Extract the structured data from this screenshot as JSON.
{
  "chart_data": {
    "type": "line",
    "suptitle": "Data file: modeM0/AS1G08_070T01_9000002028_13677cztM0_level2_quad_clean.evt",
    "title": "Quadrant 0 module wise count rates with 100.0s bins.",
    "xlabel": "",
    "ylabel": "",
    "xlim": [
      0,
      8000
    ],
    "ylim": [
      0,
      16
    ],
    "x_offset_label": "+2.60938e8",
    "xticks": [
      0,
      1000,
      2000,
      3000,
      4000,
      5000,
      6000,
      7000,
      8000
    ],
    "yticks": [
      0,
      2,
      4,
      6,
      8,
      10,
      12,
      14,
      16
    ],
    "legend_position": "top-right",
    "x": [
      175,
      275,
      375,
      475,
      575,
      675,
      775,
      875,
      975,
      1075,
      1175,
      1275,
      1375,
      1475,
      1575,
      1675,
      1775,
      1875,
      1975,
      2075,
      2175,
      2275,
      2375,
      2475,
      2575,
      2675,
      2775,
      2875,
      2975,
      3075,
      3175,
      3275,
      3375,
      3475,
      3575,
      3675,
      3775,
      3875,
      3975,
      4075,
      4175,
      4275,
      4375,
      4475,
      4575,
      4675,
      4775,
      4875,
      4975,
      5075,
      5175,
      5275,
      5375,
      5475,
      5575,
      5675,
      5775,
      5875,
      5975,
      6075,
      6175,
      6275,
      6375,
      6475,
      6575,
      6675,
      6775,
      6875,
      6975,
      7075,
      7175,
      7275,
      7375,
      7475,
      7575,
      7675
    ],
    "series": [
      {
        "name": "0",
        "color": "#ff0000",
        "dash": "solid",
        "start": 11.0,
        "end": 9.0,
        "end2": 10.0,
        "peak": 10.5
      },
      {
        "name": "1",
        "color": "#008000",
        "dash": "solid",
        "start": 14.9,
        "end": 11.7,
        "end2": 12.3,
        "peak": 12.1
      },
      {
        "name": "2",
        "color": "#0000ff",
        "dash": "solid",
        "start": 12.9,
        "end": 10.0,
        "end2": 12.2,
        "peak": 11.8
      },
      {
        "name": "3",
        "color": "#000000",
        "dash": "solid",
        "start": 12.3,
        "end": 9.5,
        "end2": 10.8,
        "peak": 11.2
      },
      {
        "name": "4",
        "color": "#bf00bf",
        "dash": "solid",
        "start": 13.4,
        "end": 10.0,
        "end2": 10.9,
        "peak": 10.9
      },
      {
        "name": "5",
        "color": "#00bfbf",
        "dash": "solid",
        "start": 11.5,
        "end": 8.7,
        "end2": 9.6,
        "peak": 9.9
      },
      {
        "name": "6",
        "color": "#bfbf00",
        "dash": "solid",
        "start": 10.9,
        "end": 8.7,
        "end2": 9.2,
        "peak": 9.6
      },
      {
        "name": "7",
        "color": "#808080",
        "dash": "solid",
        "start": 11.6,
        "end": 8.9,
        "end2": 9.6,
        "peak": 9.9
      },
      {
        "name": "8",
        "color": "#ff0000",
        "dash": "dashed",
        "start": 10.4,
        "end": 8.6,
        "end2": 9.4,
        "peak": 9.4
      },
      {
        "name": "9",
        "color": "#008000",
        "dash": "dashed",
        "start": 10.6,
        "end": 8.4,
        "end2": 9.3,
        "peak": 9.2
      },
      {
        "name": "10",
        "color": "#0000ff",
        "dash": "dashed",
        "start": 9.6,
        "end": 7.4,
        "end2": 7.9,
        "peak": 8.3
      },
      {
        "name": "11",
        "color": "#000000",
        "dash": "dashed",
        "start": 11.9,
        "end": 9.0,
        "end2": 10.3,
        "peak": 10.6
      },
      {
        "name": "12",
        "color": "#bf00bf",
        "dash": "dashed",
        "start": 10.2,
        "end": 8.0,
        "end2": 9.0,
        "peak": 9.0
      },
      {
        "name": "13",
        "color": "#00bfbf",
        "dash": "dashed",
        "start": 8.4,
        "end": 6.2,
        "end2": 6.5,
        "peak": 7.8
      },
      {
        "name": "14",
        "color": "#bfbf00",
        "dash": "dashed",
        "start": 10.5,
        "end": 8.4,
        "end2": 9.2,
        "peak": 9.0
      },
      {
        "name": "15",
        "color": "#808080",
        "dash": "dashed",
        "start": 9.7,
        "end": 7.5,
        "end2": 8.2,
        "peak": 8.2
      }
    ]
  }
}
+ + + +
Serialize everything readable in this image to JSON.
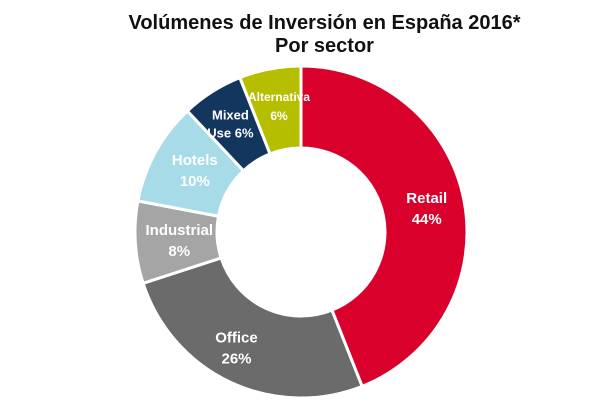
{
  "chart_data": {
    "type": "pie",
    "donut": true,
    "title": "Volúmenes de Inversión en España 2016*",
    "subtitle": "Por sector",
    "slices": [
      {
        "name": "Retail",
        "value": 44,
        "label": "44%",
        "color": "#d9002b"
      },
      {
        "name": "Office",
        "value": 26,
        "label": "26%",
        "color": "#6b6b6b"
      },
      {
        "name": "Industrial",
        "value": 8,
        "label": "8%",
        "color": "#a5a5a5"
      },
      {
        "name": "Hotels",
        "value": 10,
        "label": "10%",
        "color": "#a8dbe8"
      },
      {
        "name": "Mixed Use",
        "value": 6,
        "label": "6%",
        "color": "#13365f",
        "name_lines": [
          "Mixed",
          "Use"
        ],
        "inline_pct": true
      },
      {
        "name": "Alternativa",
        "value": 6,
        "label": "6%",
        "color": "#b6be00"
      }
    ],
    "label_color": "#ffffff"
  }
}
+ + + +
#### [Short task]
Nothing but a number is needed here: how many lines hold the string "JSON"?

#### [Right answer]
2